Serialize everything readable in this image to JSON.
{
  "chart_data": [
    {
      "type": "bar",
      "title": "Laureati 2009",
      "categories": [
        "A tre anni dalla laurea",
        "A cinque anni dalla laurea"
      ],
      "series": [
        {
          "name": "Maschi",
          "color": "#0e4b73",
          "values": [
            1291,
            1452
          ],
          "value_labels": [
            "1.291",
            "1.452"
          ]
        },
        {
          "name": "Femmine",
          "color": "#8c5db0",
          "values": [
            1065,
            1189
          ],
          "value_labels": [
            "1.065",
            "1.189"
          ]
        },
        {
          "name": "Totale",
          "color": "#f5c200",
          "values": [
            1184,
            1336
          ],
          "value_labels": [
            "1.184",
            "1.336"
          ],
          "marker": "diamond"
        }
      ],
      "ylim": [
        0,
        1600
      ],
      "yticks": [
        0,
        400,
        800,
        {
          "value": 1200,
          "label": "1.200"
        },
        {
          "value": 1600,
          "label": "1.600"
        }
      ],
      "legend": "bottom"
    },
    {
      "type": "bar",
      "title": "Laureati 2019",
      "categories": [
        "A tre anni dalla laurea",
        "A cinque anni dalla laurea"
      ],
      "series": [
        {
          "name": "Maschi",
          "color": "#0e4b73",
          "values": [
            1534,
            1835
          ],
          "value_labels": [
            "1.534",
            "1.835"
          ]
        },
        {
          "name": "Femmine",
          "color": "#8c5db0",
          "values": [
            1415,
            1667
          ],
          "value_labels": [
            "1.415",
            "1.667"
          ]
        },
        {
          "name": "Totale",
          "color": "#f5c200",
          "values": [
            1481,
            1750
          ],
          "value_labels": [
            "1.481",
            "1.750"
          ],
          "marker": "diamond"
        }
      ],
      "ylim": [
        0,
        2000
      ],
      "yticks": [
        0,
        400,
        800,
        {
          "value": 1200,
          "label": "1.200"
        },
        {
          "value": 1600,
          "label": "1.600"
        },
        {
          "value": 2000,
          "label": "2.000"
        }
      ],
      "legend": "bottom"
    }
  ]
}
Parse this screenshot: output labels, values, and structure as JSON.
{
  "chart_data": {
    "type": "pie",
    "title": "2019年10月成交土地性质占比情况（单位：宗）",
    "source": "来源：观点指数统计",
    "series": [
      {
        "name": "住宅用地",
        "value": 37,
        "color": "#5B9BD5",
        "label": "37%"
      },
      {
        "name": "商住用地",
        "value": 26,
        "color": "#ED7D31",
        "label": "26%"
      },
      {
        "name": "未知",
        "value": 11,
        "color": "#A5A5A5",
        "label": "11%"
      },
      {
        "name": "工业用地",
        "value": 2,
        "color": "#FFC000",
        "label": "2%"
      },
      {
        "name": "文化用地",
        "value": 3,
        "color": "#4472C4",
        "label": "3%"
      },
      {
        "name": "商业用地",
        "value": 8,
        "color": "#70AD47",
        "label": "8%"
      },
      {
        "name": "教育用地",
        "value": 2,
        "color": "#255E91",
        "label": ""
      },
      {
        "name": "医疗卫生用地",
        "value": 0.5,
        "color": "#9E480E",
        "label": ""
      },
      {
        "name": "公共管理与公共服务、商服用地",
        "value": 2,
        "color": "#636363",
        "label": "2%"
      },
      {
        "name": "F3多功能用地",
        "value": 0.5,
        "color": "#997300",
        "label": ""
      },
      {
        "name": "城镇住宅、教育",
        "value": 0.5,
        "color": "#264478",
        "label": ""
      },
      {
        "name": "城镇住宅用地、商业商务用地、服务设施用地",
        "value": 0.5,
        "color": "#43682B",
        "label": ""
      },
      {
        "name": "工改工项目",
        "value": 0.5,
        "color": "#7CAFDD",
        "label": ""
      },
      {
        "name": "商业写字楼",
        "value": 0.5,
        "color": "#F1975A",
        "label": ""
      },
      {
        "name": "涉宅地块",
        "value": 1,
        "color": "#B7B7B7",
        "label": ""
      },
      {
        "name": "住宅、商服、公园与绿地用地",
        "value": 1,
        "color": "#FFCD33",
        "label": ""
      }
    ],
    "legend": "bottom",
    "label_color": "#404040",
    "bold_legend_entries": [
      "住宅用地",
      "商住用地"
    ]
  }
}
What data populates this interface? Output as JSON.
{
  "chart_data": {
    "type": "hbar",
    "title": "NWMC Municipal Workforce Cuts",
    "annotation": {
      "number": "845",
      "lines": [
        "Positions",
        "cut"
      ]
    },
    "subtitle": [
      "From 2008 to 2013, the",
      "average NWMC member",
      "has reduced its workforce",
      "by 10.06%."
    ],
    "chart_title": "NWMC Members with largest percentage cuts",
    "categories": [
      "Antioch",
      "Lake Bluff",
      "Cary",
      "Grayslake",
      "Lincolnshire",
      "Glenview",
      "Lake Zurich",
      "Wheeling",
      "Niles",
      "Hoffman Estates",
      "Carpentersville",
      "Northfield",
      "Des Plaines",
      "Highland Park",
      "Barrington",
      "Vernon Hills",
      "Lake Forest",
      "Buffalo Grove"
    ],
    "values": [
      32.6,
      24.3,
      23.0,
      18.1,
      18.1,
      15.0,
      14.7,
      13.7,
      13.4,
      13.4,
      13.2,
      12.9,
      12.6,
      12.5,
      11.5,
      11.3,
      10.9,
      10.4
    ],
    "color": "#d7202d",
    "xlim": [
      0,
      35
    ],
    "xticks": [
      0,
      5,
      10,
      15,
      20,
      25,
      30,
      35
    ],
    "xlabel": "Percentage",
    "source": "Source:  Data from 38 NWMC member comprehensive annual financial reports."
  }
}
━━━
▶ [GIVEN TASK]: The entries above should be repeated exactly, every one of them.

▶ [COMPLETE RESPONSE]:
Serialize everything readable in this image to JSON.
{
  "chart_data": [
    {
      "type": "bar",
      "title": "Laureati 2009",
      "categories": [
        "A tre anni dalla laurea",
        "A cinque anni dalla laurea"
      ],
      "series": [
        {
          "name": "Maschi",
          "color": "#0e4b73",
          "values": [
            1291,
            1452
          ],
          "value_labels": [
            "1.291",
            "1.452"
          ]
        },
        {
          "name": "Femmine",
          "color": "#8c5db0",
          "values": [
            1065,
            1189
          ],
          "value_labels": [
            "1.065",
            "1.189"
          ]
        },
        {
          "name": "Totale",
          "color": "#f5c200",
          "values": [
            1184,
            1336
          ],
          "value_labels": [
            "1.184",
            "1.336"
          ],
          "marker": "diamond"
        }
      ],
      "ylim": [
        0,
        1600
      ],
      "yticks": [
        0,
        400,
        800,
        {
          "value": 1200,
          "label": "1.200"
        },
        {
          "value": 1600,
          "label": "1.600"
        }
      ],
      "legend": "bottom"
    },
    {
      "type": "bar",
      "title": "Laureati 2019",
      "categories": [
        "A tre anni dalla laurea",
        "A cinque anni dalla laurea"
      ],
      "series": [
        {
          "name": "Maschi",
          "color": "#0e4b73",
          "values": [
            1534,
            1835
          ],
          "value_labels": [
            "1.534",
            "1.835"
          ]
        },
        {
          "name": "Femmine",
          "color": "#8c5db0",
          "values": [
            1415,
            1667
          ],
          "value_labels": [
            "1.415",
            "1.667"
          ]
        },
        {
          "name": "Totale",
          "color": "#f5c200",
          "values": [
            1481,
            1750
          ],
          "value_labels": [
            "1.481",
            "1.750"
          ],
          "marker": "diamond"
        }
      ],
      "ylim": [
        0,
        2000
      ],
      "yticks": [
        0,
        400,
        800,
        {
          "value": 1200,
          "label": "1.200"
        },
        {
          "value": 1600,
          "label": "1.600"
        },
        {
          "value": 2000,
          "label": "2.000"
        }
      ],
      "legend": "bottom"
    }
  ]
}
Parse this screenshot: output labels, values, and structure as JSON.
{
  "chart_data": {
    "type": "pie",
    "title": "2019年10月成交土地性质占比情况（单位：宗）",
    "source": "来源：观点指数统计",
    "series": [
      {
        "name": "住宅用地",
        "value": 37,
        "color": "#5B9BD5",
        "label": "37%"
      },
      {
        "name": "商住用地",
        "value": 26,
        "color": "#ED7D31",
        "label": "26%"
      },
      {
        "name": "未知",
        "value": 11,
        "color": "#A5A5A5",
        "label": "11%"
      },
      {
        "name": "工业用地",
        "value": 2,
        "color": "#FFC000",
        "label": "2%"
      },
      {
        "name": "文化用地",
        "value": 3,
        "color": "#4472C4",
        "label": "3%"
      },
      {
        "name": "商业用地",
        "value": 8,
        "color": "#70AD47",
        "label": "8%"
      },
      {
        "name": "教育用地",
        "value": 2,
        "color": "#255E91",
        "label": ""
      },
      {
        "name": "医疗卫生用地",
        "value": 0.5,
        "color": "#9E480E",
        "label": ""
      },
      {
        "name": "公共管理与公共服务、商服用地",
        "value": 2,
        "color": "#636363",
        "label": "2%"
      },
      {
        "name": "F3多功能用地",
        "value": 0.5,
        "color": "#997300",
        "label": ""
      },
      {
        "name": "城镇住宅、教育",
        "value": 0.5,
        "color": "#264478",
        "label": ""
      },
      {
        "name": "城镇住宅用地、商业商务用地、服务设施用地",
        "value": 0.5,
        "color": "#43682B",
        "label": ""
      },
      {
        "name": "工改工项目",
        "value": 0.5,
        "color": "#7CAFDD",
        "label": ""
      },
      {
        "name": "商业写字楼",
        "value": 0.5,
        "color": "#F1975A",
        "label": ""
      },
      {
        "name": "涉宅地块",
        "value": 1,
        "color": "#B7B7B7",
        "label": ""
      },
      {
        "name": "住宅、商服、公园与绿地用地",
        "value": 1,
        "color": "#FFCD33",
        "label": ""
      }
    ],
    "legend": "bottom",
    "label_color": "#404040",
    "bold_legend_entries": [
      "住宅用地",
      "商住用地"
    ]
  }
}
What data populates this interface? Output as JSON.
{
  "chart_data": {
    "type": "hbar",
    "title": "NWMC Municipal Workforce Cuts",
    "annotation": {
      "number": "845",
      "lines": [
        "Positions",
        "cut"
      ]
    },
    "subtitle": [
      "From 2008 to 2013, the",
      "average NWMC member",
      "has reduced its workforce",
      "by 10.06%."
    ],
    "chart_title": "NWMC Members with largest percentage cuts",
    "categories": [
      "Antioch",
      "Lake Bluff",
      "Cary",
      "Grayslake",
      "Lincolnshire",
      "Glenview",
      "Lake Zurich",
      "Wheeling",
      "Niles",
      "Hoffman Estates",
      "Carpentersville",
      "Northfield",
      "Des Plaines",
      "Highland Park",
      "Barrington",
      "Vernon Hills",
      "Lake Forest",
      "Buffalo Grove"
    ],
    "values": [
      32.6,
      24.3,
      23.0,
      18.1,
      18.1,
      15.0,
      14.7,
      13.7,
      13.4,
      13.4,
      13.2,
      12.9,
      12.6,
      12.5,
      11.5,
      11.3,
      10.9,
      10.4
    ],
    "color": "#d7202d",
    "xlim": [
      0,
      35
    ],
    "xticks": [
      0,
      5,
      10,
      15,
      20,
      25,
      30,
      35
    ],
    "xlabel": "Percentage",
    "source": "Source:  Data from 38 NWMC member comprehensive annual financial reports."
  }
}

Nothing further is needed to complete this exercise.